Page extract:
◇ ◇ ◇ ◇ ◇

Michelangelo Merisi, known as Caravaggio, was the original bad boy, the enfant terrible of Italian painting. Born in Milan in 1571, seven years after the death of the other Michelangelo, for whom he was named, he revolutionised religious painting, often shocking the establishment and the Church by using prostitutes as models and depicting everyday, often sordid scenes as a backdrop for Biblical subjects, in sharp contrast to the lofty treatment of religious themes in Mannerist paintings.
His tragically brief life was like one of his canvases: bold, dramatic, baroque, steeped in blood and sex, alternately heroic and sordid, dominated by chiaroscuro – sadly more scuro than chiaro.
Caravaggio came to live and work in Rome in 1592 and remained there until 1606, when he was forced to flee to Naples, Malta and Sicily after killing a man.
Let Marnie take you on her special Caravaggio Pilgrimage, an artistic and gastronomic tour of the Eternal City.

◇ ◇ ◇ ◇ ◇

Material:
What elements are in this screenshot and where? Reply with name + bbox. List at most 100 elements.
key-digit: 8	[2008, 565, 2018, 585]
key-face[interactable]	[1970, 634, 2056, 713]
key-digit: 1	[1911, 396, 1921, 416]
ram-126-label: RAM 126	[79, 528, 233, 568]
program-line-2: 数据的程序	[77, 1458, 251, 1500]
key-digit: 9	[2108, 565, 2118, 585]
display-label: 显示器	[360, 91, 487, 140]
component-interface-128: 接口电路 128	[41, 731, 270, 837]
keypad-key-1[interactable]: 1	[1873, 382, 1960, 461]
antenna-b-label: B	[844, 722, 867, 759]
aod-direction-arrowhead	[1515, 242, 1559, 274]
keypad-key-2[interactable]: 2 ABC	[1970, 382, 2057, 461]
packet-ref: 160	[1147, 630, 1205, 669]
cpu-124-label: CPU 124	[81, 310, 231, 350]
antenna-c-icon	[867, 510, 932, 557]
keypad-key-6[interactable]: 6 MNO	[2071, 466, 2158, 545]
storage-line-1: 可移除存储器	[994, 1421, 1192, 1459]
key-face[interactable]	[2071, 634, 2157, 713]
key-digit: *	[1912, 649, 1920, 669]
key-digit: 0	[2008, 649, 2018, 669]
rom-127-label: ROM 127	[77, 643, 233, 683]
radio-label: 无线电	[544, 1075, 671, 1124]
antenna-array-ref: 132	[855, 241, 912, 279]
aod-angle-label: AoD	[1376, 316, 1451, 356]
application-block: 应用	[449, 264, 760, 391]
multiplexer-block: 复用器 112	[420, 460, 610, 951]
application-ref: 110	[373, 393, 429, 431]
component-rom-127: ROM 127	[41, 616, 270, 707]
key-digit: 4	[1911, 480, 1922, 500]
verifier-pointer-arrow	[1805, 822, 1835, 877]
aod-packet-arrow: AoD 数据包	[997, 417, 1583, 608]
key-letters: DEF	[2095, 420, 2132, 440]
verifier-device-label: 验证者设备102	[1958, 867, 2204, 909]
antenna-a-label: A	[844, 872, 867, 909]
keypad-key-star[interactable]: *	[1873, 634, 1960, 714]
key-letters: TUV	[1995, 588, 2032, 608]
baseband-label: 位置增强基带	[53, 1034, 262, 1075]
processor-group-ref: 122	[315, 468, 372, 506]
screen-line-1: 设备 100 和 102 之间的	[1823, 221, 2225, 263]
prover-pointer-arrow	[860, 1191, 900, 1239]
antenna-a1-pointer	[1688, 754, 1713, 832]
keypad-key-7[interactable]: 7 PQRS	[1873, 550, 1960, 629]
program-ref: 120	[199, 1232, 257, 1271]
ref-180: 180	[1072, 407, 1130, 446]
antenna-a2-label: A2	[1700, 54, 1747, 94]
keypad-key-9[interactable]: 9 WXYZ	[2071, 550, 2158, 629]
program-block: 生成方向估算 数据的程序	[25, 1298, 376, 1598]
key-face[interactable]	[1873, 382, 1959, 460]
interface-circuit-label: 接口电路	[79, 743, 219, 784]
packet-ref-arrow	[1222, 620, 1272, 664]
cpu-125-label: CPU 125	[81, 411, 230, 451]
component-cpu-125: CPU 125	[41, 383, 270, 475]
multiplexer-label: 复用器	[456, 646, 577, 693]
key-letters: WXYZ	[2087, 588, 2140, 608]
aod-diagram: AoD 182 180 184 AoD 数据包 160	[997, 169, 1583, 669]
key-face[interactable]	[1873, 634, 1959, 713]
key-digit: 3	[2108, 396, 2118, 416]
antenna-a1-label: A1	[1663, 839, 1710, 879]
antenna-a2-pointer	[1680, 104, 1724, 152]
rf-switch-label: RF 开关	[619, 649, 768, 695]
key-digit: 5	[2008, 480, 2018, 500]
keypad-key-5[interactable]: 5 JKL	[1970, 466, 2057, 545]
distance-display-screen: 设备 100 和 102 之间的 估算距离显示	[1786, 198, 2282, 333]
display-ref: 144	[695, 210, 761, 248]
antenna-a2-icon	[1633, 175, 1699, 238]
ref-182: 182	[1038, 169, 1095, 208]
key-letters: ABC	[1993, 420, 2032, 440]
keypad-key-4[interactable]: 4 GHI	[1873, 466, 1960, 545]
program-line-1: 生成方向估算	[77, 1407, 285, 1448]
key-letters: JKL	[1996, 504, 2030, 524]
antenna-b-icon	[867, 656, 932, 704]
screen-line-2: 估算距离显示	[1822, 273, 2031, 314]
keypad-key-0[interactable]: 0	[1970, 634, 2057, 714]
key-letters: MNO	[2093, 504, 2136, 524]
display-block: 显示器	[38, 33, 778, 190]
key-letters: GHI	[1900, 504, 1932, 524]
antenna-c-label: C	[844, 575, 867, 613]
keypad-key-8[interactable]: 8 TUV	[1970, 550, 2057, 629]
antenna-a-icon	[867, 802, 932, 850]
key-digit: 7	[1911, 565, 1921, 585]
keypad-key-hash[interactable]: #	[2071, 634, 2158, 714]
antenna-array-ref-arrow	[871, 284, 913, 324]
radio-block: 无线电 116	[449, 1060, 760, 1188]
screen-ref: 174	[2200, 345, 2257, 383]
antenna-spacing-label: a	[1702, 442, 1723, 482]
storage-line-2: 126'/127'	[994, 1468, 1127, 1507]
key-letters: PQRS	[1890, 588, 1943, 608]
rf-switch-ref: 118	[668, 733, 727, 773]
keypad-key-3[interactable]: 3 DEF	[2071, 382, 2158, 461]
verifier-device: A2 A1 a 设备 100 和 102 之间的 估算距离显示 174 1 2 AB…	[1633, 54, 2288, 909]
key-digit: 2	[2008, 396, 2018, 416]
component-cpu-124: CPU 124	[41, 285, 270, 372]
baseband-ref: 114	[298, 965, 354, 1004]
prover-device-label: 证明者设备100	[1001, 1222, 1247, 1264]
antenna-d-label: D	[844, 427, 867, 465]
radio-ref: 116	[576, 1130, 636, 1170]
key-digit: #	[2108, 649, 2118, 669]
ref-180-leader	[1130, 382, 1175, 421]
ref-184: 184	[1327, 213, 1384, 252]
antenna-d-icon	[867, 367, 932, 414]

◇ ◇ ◇ ◇ ◇

Written request 1: In the Caravaggio passage, in what year did Caravaggio come to live and work in Rome?
Written request 2: Please reproduce the Caravaggio passage word for word, from "His tragically brief" to "killing a man.".

Reply 1: 1592

Reply 2:
His tragically brief life was like one of his canvases: bold, dramatic, baroque, steeped in blood and sex, alternately heroic and sordid, dominated by chiaroscuro – sadly more scuro than chiaro.
Caravaggio came to live and work in Rome in 1592 and remained there until 1606, when he was forced to flee to Naples, Malta and Sicily after killing a man.